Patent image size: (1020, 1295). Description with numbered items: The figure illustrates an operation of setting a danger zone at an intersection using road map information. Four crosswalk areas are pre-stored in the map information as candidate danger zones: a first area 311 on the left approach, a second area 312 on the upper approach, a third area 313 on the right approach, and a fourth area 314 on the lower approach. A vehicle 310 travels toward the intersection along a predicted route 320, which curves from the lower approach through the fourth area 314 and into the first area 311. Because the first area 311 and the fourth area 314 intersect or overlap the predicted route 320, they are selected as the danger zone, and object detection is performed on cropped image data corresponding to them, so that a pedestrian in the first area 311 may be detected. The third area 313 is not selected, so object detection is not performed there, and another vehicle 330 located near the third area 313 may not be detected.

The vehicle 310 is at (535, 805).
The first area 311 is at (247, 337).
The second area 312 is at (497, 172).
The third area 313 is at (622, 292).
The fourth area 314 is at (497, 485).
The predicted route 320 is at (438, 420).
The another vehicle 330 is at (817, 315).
***
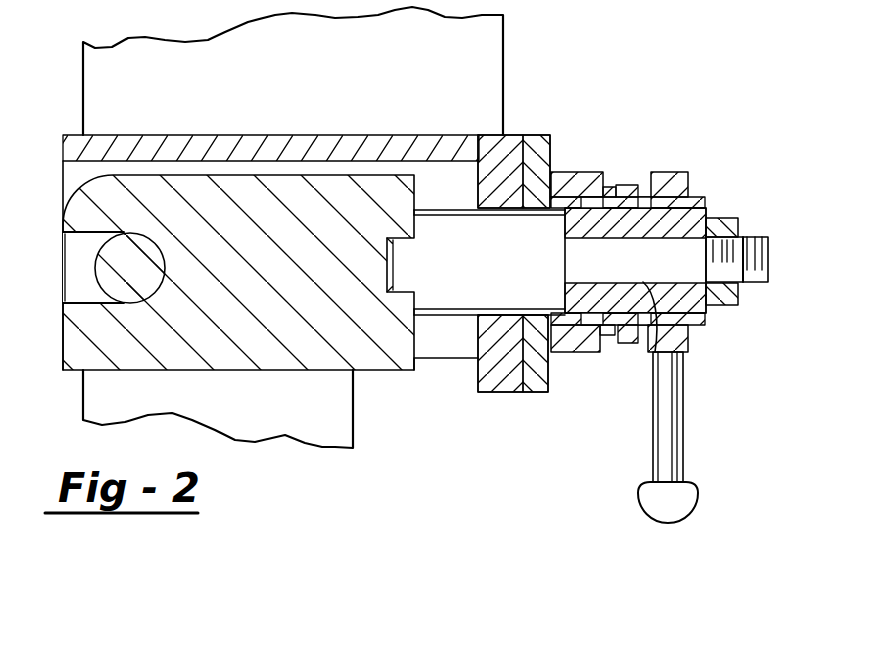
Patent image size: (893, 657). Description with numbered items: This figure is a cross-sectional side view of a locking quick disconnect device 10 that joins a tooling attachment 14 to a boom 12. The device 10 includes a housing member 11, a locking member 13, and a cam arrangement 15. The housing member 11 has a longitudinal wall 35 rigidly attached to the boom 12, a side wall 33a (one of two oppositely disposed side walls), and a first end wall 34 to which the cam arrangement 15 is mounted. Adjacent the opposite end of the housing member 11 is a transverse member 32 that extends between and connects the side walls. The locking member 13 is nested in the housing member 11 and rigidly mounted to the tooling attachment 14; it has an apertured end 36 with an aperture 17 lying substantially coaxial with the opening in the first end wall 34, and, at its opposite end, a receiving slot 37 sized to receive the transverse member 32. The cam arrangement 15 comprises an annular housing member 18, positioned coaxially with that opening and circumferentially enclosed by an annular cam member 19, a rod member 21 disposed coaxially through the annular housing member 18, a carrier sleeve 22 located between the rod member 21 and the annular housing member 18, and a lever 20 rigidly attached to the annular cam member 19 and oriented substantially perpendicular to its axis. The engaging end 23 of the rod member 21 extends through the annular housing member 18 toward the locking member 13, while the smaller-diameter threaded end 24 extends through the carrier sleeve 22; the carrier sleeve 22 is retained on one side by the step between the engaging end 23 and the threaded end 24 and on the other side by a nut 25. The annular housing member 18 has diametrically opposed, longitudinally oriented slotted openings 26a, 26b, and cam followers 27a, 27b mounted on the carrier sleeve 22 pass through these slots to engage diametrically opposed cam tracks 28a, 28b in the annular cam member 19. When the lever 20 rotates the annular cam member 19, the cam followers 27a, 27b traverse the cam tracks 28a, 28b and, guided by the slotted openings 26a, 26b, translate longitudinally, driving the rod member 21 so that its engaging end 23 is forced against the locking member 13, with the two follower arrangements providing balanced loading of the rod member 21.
***
Goal:
Please quote the lines of the records exactly, from the line containing "Patent image size: (1020, 1295)." through the line containing "The predicted route 320 is at (438, 420).", both of them included.

Reply:
Patent image size: (1020, 1295). Description with numbered items: The figure illustrates an operation of setting a danger zone at an intersection using road map information. Four crosswalk areas are pre-stored in the map information as candidate danger zones: a first area 311 on the left approach, a second area 312 on the upper approach, a third area 313 on the right approach, and a fourth area 314 on the lower approach. A vehicle 310 travels toward the intersection along a predicted route 320, which curves from the lower approach through the fourth area 314 and into the first area 311. Because the first area 311 and the fourth area 314 intersect or overlap the predicted route 320, they are selected as the danger zone, and object detection is performed on cropped image data corresponding to them, so that a pedestrian in the first area 311 may be detected. The third area 313 is not selected, so object detection is not performed there, and another vehicle 330 located near the third area 313 may not be detected.

The vehicle 310 is at (535, 805).
The first area 311 is at (247, 337).
The second area 312 is at (497, 172).
The third area 313 is at (622, 292).
The fourth area 314 is at (497, 485).
The predicted route 320 is at (438, 420).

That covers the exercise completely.